**Stated goal:**
Can you quote the records below in full, word for word?

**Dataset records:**
┌──

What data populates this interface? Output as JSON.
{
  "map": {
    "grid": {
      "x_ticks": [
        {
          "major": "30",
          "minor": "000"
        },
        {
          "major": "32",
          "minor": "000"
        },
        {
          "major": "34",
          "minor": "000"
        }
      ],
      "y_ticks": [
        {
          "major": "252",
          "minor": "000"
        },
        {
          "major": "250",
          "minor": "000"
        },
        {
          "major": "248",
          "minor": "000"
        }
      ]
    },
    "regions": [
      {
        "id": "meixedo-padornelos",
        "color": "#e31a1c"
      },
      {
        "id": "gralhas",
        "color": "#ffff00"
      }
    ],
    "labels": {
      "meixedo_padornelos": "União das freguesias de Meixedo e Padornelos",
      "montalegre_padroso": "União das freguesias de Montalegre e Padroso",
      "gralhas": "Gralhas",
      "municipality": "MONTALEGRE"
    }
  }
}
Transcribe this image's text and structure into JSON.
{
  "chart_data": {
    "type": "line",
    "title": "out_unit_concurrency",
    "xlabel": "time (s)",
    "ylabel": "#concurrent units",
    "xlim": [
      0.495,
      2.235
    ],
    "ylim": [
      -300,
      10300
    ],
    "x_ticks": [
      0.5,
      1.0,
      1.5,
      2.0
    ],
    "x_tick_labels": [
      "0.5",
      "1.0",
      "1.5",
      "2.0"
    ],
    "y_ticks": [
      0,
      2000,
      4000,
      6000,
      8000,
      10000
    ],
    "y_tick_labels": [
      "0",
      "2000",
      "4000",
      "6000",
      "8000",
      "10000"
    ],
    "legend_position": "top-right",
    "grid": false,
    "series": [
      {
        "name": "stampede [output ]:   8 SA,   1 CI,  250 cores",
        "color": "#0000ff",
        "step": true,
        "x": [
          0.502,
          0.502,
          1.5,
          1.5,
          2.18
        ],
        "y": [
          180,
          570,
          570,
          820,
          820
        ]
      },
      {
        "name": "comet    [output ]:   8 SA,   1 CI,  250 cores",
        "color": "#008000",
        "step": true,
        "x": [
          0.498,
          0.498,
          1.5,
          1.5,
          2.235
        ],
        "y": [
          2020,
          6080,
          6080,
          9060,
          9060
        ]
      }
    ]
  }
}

└──

**The output:**
What data populates this interface? Output as JSON.
{
  "map": {
    "grid": {
      "x_ticks": [
        {
          "major": "30",
          "minor": "000"
        },
        {
          "major": "32",
          "minor": "000"
        },
        {
          "major": "34",
          "minor": "000"
        }
      ],
      "y_ticks": [
        {
          "major": "252",
          "minor": "000"
        },
        {
          "major": "250",
          "minor": "000"
        },
        {
          "major": "248",
          "minor": "000"
        }
      ]
    },
    "regions": [
      {
        "id": "meixedo-padornelos",
        "color": "#e31a1c"
      },
      {
        "id": "gralhas",
        "color": "#ffff00"
      }
    ],
    "labels": {
      "meixedo_padornelos": "União das freguesias de Meixedo e Padornelos",
      "montalegre_padroso": "União das freguesias de Montalegre e Padroso",
      "gralhas": "Gralhas",
      "municipality": "MONTALEGRE"
    }
  }
}
Transcribe this image's text and structure into JSON.
{
  "chart_data": {
    "type": "line",
    "title": "out_unit_concurrency",
    "xlabel": "time (s)",
    "ylabel": "#concurrent units",
    "xlim": [
      0.495,
      2.235
    ],
    "ylim": [
      -300,
      10300
    ],
    "x_ticks": [
      0.5,
      1.0,
      1.5,
      2.0
    ],
    "x_tick_labels": [
      "0.5",
      "1.0",
      "1.5",
      "2.0"
    ],
    "y_ticks": [
      0,
      2000,
      4000,
      6000,
      8000,
      10000
    ],
    "y_tick_labels": [
      "0",
      "2000",
      "4000",
      "6000",
      "8000",
      "10000"
    ],
    "legend_position": "top-right",
    "grid": false,
    "series": [
      {
        "name": "stampede [output ]:   8 SA,   1 CI,  250 cores",
        "color": "#0000ff",
        "step": true,
        "x": [
          0.502,
          0.502,
          1.5,
          1.5,
          2.18
        ],
        "y": [
          180,
          570,
          570,
          820,
          820
        ]
      },
      {
        "name": "comet    [output ]:   8 SA,   1 CI,  250 cores",
        "color": "#008000",
        "step": true,
        "x": [
          0.498,
          0.498,
          1.5,
          1.5,
          2.235
        ],
        "y": [
          2020,
          6080,
          6080,
          9060,
          9060
        ]
      }
    ]
  }
}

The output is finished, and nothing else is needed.